Work to complete → Read the data and repeat it in full, exactly.

Extracted entries →
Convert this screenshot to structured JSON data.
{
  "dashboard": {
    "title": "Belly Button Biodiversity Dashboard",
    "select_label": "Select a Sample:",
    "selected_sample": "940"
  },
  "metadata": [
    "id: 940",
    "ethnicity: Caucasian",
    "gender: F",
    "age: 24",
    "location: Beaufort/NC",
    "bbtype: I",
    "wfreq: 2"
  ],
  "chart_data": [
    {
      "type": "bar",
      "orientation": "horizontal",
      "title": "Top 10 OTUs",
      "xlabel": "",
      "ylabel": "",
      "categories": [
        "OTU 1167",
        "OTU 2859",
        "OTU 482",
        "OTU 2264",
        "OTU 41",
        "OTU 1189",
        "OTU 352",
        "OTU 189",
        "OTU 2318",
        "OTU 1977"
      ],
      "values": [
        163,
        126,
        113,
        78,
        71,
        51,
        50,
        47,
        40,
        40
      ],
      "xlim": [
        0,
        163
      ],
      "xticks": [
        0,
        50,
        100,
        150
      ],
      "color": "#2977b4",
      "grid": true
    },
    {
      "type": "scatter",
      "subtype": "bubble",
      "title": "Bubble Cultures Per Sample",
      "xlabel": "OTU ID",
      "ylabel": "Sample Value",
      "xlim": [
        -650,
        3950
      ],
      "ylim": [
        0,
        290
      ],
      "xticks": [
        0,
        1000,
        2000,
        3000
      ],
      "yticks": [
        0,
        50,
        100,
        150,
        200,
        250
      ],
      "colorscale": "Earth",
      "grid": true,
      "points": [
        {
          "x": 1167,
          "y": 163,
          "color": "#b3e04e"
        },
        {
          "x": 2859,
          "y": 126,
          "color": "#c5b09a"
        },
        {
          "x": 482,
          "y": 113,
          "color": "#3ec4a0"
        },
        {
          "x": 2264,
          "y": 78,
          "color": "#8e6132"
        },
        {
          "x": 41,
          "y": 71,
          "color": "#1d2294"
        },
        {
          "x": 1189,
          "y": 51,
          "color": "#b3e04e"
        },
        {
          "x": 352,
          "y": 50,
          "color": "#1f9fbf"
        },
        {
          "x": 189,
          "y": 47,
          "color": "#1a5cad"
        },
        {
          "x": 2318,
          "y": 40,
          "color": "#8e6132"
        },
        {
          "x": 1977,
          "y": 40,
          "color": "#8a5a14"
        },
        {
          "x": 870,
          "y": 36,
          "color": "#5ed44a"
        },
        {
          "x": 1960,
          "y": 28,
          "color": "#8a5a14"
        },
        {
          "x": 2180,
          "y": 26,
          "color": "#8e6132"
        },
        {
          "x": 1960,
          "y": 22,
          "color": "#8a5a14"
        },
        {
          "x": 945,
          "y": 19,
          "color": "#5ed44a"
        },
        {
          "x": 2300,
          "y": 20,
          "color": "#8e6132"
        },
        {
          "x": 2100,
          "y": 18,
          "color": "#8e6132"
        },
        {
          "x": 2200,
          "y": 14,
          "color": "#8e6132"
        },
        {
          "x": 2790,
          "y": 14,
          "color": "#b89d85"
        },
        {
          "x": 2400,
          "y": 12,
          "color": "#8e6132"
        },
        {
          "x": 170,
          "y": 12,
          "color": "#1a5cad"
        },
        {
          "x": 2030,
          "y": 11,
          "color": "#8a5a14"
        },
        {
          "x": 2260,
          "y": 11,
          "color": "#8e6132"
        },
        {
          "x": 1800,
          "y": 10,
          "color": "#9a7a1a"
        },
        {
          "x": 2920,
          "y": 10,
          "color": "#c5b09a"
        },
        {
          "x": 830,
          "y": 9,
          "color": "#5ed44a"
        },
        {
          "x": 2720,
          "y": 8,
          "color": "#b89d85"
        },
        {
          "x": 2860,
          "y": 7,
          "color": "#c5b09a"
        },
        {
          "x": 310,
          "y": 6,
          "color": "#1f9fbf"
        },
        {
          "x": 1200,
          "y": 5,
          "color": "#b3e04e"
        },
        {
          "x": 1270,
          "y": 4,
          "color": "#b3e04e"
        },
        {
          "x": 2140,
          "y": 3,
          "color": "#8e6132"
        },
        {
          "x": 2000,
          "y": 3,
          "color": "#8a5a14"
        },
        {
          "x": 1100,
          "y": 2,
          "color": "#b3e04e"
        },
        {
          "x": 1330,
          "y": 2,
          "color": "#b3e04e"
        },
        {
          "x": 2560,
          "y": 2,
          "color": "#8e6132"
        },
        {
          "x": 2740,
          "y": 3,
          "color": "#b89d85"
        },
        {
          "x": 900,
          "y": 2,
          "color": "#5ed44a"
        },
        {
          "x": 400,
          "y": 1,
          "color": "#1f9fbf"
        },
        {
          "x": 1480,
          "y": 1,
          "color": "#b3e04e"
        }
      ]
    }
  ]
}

Reply to the exercise →
Convert this screenshot to structured JSON data.
{
  "dashboard": {
    "title": "Belly Button Biodiversity Dashboard",
    "select_label": "Select a Sample:",
    "selected_sample": "940"
  },
  "metadata": [
    "id: 940",
    "ethnicity: Caucasian",
    "gender: F",
    "age: 24",
    "location: Beaufort/NC",
    "bbtype: I",
    "wfreq: 2"
  ],
  "chart_data": [
    {
      "type": "bar",
      "orientation": "horizontal",
      "title": "Top 10 OTUs",
      "xlabel": "",
      "ylabel": "",
      "categories": [
        "OTU 1167",
        "OTU 2859",
        "OTU 482",
        "OTU 2264",
        "OTU 41",
        "OTU 1189",
        "OTU 352",
        "OTU 189",
        "OTU 2318",
        "OTU 1977"
      ],
      "values": [
        163,
        126,
        113,
        78,
        71,
        51,
        50,
        47,
        40,
        40
      ],
      "xlim": [
        0,
        163
      ],
      "xticks": [
        0,
        50,
        100,
        150
      ],
      "color": "#2977b4",
      "grid": true
    },
    {
      "type": "scatter",
      "subtype": "bubble",
      "title": "Bubble Cultures Per Sample",
      "xlabel": "OTU ID",
      "ylabel": "Sample Value",
      "xlim": [
        -650,
        3950
      ],
      "ylim": [
        0,
        290
      ],
      "xticks": [
        0,
        1000,
        2000,
        3000
      ],
      "yticks": [
        0,
        50,
        100,
        150,
        200,
        250
      ],
      "colorscale": "Earth",
      "grid": true,
      "points": [
        {
          "x": 1167,
          "y": 163,
          "color": "#b3e04e"
        },
        {
          "x": 2859,
          "y": 126,
          "color": "#c5b09a"
        },
        {
          "x": 482,
          "y": 113,
          "color": "#3ec4a0"
        },
        {
          "x": 2264,
          "y": 78,
          "color": "#8e6132"
        },
        {
          "x": 41,
          "y": 71,
          "color": "#1d2294"
        },
        {
          "x": 1189,
          "y": 51,
          "color": "#b3e04e"
        },
        {
          "x": 352,
          "y": 50,
          "color": "#1f9fbf"
        },
        {
          "x": 189,
          "y": 47,
          "color": "#1a5cad"
        },
        {
          "x": 2318,
          "y": 40,
          "color": "#8e6132"
        },
        {
          "x": 1977,
          "y": 40,
          "color": "#8a5a14"
        },
        {
          "x": 870,
          "y": 36,
          "color": "#5ed44a"
        },
        {
          "x": 1960,
          "y": 28,
          "color": "#8a5a14"
        },
        {
          "x": 2180,
          "y": 26,
          "color": "#8e6132"
        },
        {
          "x": 1960,
          "y": 22,
          "color": "#8a5a14"
        },
        {
          "x": 945,
          "y": 19,
          "color": "#5ed44a"
        },
        {
          "x": 2300,
          "y": 20,
          "color": "#8e6132"
        },
        {
          "x": 2100,
          "y": 18,
          "color": "#8e6132"
        },
        {
          "x": 2200,
          "y": 14,
          "color": "#8e6132"
        },
        {
          "x": 2790,
          "y": 14,
          "color": "#b89d85"
        },
        {
          "x": 2400,
          "y": 12,
          "color": "#8e6132"
        },
        {
          "x": 170,
          "y": 12,
          "color": "#1a5cad"
        },
        {
          "x": 2030,
          "y": 11,
          "color": "#8a5a14"
        },
        {
          "x": 2260,
          "y": 11,
          "color": "#8e6132"
        },
        {
          "x": 1800,
          "y": 10,
          "color": "#9a7a1a"
        },
        {
          "x": 2920,
          "y": 10,
          "color": "#c5b09a"
        },
        {
          "x": 830,
          "y": 9,
          "color": "#5ed44a"
        },
        {
          "x": 2720,
          "y": 8,
          "color": "#b89d85"
        },
        {
          "x": 2860,
          "y": 7,
          "color": "#c5b09a"
        },
        {
          "x": 310,
          "y": 6,
          "color": "#1f9fbf"
        },
        {
          "x": 1200,
          "y": 5,
          "color": "#b3e04e"
        },
        {
          "x": 1270,
          "y": 4,
          "color": "#b3e04e"
        },
        {
          "x": 2140,
          "y": 3,
          "color": "#8e6132"
        },
        {
          "x": 2000,
          "y": 3,
          "color": "#8a5a14"
        },
        {
          "x": 1100,
          "y": 2,
          "color": "#b3e04e"
        },
        {
          "x": 1330,
          "y": 2,
          "color": "#b3e04e"
        },
        {
          "x": 2560,
          "y": 2,
          "color": "#8e6132"
        },
        {
          "x": 2740,
          "y": 3,
          "color": "#b89d85"
        },
        {
          "x": 900,
          "y": 2,
          "color": "#5ed44a"
        },
        {
          "x": 400,
          "y": 1,
          "color": "#1f9fbf"
        },
        {
          "x": 1480,
          "y": 1,
          "color": "#b3e04e"
        }
      ]
    }
  ]
}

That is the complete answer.